> Aufgabenstellung:
Ordne sämtliche Zeilen der Daten als nummerierte Liste an. Leerzeilen werden dabei ausgelassen.

################

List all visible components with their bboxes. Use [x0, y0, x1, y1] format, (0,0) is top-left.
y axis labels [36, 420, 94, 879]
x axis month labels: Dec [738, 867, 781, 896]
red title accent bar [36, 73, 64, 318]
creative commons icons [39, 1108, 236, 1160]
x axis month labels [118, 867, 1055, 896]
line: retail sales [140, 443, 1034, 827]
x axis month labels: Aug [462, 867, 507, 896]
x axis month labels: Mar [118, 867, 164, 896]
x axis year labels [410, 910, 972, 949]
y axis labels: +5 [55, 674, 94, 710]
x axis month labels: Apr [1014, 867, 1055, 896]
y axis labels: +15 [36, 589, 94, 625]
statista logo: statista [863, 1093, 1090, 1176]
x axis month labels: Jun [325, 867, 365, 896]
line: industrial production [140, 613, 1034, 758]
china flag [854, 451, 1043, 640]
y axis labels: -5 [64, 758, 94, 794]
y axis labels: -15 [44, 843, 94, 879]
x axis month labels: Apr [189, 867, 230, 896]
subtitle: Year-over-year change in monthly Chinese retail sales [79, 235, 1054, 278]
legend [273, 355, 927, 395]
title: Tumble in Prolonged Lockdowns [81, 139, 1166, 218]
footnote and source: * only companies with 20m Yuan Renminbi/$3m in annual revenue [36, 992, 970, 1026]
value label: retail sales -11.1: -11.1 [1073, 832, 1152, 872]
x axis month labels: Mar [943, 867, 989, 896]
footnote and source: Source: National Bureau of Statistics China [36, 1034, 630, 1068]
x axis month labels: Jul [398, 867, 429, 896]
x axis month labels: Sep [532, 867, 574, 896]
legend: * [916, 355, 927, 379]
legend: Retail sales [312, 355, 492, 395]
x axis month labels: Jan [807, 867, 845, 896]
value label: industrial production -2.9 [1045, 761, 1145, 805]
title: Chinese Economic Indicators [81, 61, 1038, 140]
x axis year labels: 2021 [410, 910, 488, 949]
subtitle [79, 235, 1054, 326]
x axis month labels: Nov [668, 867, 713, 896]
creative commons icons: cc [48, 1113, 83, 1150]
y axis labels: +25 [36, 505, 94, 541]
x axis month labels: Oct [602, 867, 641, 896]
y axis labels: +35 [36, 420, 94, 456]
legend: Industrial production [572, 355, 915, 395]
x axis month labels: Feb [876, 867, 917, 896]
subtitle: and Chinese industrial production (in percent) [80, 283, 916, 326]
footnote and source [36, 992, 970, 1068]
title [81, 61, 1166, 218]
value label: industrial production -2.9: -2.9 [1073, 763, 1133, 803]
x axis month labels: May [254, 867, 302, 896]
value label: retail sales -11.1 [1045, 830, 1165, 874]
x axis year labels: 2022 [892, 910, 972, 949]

################

> Lösung:
1. List all visible components with their bboxes. Use [x0, y0, x1, y1] format, (0,0) is top-left.
2. y axis labels [36, 420, 94, 879]
3. x axis month labels: Dec [738, 867, 781, 896]
4. red title accent bar [36, 73, 64, 318]
5. creative commons icons [39, 1108, 236, 1160]
6. x axis month labels [118, 867, 1055, 896]
7. line: retail sales [140, 443, 1034, 827]
8. x axis month labels: Aug [462, 867, 507, 896]
9. x axis month labels: Mar [118, 867, 164, 896]
10. x axis year labels [410, 910, 972, 949]
11. y axis labels: +5 [55, 674, 94, 710]
12. x axis month labels: Apr [1014, 867, 1055, 896]
13. y axis labels: +15 [36, 589, 94, 625]
14. statista logo: statista [863, 1093, 1090, 1176]
15. x axis month labels: Jun [325, 867, 365, 896]
16. line: industrial production [140, 613, 1034, 758]
17. china flag [854, 451, 1043, 640]
18. y axis labels: -5 [64, 758, 94, 794]
19. y axis labels: -15 [44, 843, 94, 879]
20. x axis month labels: Apr [189, 867, 230, 896]
21. subtitle: Year-over-year change in monthly Chinese retail sales [79, 235, 1054, 278]
22. legend [273, 355, 927, 395]
23. title: Tumble in Prolonged Lockdowns [81, 139, 1166, 218]
24. footnote and source: * only companies with 20m Yuan Renminbi/$3m in annual revenue [36, 992, 970, 1026]
25. value label: retail sales -11.1: -11.1 [1073, 832, 1152, 872]
26. x axis month labels: Mar [943, 867, 989, 896]
27. footnote and source: Source: National Bureau of Statistics China [36, 1034, 630, 1068]
28. x axis month labels: Jul [398, 867, 429, 896]
29. x axis month labels: Sep [532, 867, 574, 896]
30. legend: * [916, 355, 927, 379]
31. legend: Retail sales [312, 355, 492, 395]
32. x axis month labels: Jan [807, 867, 845, 896]
33. value label: industrial production -2.9 [1045, 761, 1145, 805]
34. title: Chinese Economic Indicators [81, 61, 1038, 140]
35. x axis year labels: 2021 [410, 910, 488, 949]
36. subtitle [79, 235, 1054, 326]
37. x axis month labels: Nov [668, 867, 713, 896]
38. creative commons icons: cc [48, 1113, 83, 1150]
39. y axis labels: +25 [36, 505, 94, 541]
40. x axis month labels: Oct [602, 867, 641, 896]
41. y axis labels: +35 [36, 420, 94, 456]
42. legend: Industrial production [572, 355, 915, 395]
43. x axis month labels: Feb [876, 867, 917, 896]
44. subtitle: and Chinese industrial production (in percent) [80, 283, 916, 326]
45. footnote and source [36, 992, 970, 1068]
46. title [81, 61, 1166, 218]
47. value label: industrial production -2.9: -2.9 [1073, 763, 1133, 803]
48. x axis month labels: May [254, 867, 302, 896]
49. value label: retail sales -11.1 [1045, 830, 1165, 874]
50. x axis year labels: 2022 [892, 910, 972, 949]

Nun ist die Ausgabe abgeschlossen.